INSTRUCTIONS TO FOLLOW:
Please work out how many lines in the material contain "right" and give only that figure.

--- start DATASET ROWS ---

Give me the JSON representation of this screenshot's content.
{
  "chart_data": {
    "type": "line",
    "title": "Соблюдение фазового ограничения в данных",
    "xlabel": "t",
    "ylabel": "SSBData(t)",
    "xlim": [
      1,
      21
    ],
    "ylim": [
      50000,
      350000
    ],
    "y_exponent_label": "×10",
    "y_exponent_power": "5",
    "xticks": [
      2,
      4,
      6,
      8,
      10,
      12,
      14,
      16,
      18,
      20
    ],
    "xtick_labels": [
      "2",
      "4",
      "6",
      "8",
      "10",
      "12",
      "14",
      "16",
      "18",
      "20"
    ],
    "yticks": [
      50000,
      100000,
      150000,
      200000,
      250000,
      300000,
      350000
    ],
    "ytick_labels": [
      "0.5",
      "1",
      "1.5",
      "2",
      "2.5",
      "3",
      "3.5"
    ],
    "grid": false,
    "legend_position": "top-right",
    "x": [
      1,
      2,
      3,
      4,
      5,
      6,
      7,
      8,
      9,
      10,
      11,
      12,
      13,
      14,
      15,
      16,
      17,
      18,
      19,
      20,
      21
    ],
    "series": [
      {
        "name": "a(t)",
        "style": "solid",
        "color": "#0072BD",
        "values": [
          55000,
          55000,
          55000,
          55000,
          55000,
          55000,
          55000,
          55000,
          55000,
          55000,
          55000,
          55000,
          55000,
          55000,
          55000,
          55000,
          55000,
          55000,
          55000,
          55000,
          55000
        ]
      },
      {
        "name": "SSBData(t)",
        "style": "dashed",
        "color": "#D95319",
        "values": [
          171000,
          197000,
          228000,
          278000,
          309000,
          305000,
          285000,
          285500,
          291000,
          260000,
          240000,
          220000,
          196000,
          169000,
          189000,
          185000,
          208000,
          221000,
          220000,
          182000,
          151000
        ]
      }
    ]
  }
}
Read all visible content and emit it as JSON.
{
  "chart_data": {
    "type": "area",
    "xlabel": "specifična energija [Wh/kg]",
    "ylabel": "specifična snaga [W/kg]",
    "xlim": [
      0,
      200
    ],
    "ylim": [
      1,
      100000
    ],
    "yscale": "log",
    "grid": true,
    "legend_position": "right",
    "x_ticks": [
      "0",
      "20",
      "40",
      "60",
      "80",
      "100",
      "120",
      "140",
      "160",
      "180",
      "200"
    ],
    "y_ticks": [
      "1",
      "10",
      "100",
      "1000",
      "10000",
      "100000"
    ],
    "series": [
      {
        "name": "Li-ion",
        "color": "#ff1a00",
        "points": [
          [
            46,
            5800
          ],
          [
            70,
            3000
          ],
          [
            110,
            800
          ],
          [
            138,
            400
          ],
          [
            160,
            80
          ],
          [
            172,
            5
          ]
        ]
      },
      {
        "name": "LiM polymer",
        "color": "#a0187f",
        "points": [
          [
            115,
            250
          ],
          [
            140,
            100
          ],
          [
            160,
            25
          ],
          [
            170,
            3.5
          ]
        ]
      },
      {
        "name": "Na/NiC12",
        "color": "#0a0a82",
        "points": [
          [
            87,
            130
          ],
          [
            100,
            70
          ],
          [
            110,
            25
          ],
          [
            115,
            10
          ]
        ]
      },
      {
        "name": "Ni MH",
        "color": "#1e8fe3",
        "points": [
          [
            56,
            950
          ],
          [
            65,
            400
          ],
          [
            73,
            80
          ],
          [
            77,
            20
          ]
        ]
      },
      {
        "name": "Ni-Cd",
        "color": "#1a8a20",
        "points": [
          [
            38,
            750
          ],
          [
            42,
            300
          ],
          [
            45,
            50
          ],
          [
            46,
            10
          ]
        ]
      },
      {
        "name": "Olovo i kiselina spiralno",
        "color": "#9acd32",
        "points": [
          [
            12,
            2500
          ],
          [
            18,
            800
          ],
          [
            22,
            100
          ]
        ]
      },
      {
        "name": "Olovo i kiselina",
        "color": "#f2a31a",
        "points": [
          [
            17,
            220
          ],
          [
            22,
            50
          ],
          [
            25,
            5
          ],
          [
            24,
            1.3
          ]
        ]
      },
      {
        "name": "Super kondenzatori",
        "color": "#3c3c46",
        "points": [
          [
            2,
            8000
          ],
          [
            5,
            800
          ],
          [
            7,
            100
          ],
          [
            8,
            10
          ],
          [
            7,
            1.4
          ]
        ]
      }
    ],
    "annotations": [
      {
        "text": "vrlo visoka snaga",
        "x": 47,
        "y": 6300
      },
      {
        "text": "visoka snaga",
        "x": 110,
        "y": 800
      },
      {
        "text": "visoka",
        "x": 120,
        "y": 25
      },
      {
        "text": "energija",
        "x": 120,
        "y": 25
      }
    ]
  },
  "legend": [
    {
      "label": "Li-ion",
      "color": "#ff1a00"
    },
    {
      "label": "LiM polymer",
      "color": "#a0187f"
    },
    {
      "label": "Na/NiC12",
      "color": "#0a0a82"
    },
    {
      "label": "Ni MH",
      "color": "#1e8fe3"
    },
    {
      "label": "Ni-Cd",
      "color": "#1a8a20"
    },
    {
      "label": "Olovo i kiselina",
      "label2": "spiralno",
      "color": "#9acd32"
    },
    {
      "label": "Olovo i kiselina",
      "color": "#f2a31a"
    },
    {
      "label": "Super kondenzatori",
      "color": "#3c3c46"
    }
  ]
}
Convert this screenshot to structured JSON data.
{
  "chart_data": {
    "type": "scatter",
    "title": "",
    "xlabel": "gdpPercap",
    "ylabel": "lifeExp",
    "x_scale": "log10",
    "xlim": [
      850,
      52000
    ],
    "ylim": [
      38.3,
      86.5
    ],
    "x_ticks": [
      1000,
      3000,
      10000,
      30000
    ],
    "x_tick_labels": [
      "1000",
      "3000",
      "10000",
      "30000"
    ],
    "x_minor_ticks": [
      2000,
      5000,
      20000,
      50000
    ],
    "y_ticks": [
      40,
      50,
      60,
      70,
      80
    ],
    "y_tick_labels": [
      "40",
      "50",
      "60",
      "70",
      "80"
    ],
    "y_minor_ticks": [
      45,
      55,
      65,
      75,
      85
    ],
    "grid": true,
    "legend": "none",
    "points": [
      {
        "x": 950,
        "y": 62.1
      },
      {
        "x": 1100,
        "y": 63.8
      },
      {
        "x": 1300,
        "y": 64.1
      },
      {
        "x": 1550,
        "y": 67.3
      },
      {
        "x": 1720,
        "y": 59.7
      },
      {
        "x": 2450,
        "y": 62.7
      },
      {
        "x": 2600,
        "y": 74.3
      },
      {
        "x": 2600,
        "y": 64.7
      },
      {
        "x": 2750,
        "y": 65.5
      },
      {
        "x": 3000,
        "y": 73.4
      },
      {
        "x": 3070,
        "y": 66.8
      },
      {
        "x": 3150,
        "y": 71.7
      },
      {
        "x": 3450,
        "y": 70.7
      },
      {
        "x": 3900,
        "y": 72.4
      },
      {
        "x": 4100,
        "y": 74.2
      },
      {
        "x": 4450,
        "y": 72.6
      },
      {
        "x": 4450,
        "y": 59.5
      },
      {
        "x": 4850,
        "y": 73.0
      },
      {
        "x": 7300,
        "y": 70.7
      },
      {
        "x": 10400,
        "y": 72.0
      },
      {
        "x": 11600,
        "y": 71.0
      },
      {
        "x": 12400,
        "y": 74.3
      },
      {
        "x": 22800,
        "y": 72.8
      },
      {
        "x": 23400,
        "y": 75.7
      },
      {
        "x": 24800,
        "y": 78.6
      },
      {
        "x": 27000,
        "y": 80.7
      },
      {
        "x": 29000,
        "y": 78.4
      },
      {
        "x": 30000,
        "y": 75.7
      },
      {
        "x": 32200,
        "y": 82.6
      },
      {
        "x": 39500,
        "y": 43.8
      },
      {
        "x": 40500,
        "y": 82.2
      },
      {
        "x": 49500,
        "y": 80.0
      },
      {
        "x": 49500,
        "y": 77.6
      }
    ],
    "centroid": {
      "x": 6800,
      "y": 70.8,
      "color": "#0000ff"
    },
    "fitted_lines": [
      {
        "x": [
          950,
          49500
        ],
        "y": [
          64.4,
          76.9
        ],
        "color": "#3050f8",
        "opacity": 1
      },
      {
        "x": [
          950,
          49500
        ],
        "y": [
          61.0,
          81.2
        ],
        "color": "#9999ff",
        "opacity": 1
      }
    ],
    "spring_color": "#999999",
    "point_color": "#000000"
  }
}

--- end DATASET ROWS ---

PROBLEM SOLUTION:
2